╭─ DATASET EXTRACT

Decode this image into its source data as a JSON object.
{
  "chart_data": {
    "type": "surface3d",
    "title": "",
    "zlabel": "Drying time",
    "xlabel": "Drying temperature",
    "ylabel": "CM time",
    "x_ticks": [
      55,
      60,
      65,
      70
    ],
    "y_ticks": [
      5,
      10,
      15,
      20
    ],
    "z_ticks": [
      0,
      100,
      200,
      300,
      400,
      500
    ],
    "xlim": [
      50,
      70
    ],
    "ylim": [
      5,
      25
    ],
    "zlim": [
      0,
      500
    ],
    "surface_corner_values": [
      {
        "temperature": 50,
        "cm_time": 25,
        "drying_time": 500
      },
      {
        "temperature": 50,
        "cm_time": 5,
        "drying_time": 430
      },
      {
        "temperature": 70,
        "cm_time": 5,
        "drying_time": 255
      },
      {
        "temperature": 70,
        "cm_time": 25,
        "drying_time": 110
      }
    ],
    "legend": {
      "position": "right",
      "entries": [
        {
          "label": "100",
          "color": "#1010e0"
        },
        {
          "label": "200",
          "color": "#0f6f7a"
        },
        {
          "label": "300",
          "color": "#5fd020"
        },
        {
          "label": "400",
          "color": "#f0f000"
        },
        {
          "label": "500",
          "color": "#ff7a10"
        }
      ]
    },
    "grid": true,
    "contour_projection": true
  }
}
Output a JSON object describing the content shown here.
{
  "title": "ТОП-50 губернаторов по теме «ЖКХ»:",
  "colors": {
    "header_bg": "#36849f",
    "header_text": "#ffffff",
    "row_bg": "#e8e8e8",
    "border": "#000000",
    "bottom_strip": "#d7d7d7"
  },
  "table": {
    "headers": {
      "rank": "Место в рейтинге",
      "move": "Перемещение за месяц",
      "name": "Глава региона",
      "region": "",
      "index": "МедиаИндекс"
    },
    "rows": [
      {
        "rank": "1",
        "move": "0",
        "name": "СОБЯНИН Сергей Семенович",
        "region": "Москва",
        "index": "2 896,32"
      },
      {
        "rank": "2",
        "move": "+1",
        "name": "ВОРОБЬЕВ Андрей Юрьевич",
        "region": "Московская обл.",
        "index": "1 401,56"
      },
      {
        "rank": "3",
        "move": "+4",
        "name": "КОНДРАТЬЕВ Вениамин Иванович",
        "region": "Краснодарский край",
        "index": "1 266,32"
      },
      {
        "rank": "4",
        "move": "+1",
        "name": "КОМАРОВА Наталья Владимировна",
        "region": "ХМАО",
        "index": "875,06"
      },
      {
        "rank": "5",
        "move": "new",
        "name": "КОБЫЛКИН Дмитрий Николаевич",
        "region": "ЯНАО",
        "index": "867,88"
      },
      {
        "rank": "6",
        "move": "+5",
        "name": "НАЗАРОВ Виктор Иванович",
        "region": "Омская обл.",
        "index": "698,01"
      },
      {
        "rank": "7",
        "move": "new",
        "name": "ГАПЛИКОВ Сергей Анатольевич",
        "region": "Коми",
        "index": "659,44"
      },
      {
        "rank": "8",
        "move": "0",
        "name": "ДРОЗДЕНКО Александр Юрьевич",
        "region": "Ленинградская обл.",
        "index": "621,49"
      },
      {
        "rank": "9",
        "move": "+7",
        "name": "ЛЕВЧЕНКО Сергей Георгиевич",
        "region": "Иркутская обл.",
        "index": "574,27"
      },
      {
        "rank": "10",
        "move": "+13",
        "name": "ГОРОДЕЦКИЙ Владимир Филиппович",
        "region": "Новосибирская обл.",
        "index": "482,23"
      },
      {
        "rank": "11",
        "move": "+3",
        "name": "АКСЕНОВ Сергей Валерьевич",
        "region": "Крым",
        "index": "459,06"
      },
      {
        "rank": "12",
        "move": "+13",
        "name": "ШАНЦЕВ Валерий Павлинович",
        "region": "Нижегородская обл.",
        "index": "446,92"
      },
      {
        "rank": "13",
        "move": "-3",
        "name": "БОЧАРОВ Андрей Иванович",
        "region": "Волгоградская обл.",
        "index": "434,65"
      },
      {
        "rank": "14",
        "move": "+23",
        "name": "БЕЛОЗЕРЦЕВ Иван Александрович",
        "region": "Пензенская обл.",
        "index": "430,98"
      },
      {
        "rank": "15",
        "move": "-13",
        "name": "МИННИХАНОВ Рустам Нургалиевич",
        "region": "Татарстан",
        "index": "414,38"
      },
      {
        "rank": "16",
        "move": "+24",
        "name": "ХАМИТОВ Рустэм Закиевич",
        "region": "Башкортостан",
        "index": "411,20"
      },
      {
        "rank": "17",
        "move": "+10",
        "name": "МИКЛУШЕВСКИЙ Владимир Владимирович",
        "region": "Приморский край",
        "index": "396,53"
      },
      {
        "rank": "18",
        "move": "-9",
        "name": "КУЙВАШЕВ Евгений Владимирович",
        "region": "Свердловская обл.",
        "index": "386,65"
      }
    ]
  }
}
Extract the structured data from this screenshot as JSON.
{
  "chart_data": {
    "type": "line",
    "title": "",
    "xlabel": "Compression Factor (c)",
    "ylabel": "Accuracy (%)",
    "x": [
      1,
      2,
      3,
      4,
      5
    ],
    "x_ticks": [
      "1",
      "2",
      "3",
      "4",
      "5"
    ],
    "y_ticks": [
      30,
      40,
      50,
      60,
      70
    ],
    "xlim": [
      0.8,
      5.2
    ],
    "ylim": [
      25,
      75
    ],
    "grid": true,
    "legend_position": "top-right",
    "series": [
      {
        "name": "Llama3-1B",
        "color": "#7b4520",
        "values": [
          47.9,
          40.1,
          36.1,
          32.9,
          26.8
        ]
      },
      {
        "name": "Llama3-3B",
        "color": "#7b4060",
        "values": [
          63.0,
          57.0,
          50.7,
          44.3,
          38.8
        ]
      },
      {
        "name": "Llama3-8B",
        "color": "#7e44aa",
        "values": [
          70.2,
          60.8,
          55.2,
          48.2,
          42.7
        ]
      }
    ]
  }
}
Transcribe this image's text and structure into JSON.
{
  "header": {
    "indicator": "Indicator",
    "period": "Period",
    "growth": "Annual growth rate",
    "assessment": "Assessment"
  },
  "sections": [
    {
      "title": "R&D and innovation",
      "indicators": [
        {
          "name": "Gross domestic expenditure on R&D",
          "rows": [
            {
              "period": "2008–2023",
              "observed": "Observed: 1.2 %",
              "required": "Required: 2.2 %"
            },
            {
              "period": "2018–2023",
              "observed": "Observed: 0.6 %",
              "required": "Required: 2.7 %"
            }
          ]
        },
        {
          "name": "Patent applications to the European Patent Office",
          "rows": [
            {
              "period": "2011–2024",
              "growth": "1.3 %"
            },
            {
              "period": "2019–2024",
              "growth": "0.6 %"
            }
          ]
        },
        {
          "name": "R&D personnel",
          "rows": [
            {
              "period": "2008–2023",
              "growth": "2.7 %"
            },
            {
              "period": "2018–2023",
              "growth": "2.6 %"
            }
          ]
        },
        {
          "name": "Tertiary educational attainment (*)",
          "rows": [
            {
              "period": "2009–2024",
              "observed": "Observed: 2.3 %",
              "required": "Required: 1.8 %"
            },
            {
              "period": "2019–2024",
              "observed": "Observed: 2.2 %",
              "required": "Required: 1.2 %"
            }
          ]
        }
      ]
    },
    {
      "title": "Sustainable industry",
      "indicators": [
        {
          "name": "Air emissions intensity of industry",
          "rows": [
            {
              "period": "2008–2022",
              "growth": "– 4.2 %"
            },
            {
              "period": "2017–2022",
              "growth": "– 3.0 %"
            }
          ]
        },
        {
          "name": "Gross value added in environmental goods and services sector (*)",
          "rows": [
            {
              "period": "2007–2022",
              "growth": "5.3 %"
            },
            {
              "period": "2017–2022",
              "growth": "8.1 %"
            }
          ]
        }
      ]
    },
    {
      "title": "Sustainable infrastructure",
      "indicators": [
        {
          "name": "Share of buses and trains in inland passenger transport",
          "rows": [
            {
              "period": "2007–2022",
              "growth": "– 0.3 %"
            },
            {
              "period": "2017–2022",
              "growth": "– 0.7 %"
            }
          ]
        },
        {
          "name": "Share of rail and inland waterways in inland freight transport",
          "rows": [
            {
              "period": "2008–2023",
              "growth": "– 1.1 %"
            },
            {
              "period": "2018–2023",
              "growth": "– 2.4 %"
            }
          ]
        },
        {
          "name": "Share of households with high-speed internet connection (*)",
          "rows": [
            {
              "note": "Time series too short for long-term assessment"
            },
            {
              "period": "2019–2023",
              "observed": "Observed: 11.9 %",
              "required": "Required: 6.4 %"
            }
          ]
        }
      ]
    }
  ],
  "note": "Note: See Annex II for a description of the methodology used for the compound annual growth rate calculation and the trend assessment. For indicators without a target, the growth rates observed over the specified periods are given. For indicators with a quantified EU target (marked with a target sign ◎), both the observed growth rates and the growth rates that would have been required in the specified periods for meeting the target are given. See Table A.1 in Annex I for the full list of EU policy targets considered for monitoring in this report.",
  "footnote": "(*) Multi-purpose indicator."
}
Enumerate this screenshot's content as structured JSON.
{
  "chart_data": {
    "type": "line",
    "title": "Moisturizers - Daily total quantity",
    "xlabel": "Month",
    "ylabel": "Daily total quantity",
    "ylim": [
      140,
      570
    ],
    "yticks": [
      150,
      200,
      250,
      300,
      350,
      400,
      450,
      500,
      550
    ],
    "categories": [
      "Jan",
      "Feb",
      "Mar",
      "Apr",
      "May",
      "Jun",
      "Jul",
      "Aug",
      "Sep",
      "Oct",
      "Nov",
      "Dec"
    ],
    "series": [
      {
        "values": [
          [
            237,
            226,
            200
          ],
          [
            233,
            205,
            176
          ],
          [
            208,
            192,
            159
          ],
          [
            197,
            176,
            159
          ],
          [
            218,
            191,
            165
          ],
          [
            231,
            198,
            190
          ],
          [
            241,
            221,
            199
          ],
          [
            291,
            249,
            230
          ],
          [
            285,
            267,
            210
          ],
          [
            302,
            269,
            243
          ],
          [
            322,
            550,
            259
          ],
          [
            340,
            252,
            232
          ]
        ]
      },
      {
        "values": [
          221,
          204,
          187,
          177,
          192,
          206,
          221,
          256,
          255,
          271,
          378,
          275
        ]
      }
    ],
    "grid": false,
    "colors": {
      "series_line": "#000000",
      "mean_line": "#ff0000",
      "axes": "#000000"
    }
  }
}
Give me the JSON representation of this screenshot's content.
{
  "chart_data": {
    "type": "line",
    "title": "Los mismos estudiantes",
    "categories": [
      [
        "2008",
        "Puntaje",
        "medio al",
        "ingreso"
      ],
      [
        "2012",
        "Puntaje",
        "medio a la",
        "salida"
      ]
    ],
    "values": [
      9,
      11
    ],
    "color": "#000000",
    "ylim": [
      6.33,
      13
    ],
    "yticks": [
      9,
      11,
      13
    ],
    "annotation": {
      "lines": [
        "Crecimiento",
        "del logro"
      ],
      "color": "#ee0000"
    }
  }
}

╰─

* SHORT TASK:
Show each line of the listing that holds the string "JSON".

* RESPONSE BELOW:
Decode this image into its source data as a JSON object.
Output a JSON object describing the content shown here.
Extract the structured data from this screenshot as JSON.
Transcribe this image's text and structure into JSON.
Enumerate this screenshot's content as structured JSON.
Give me the JSON representation of this screenshot's content.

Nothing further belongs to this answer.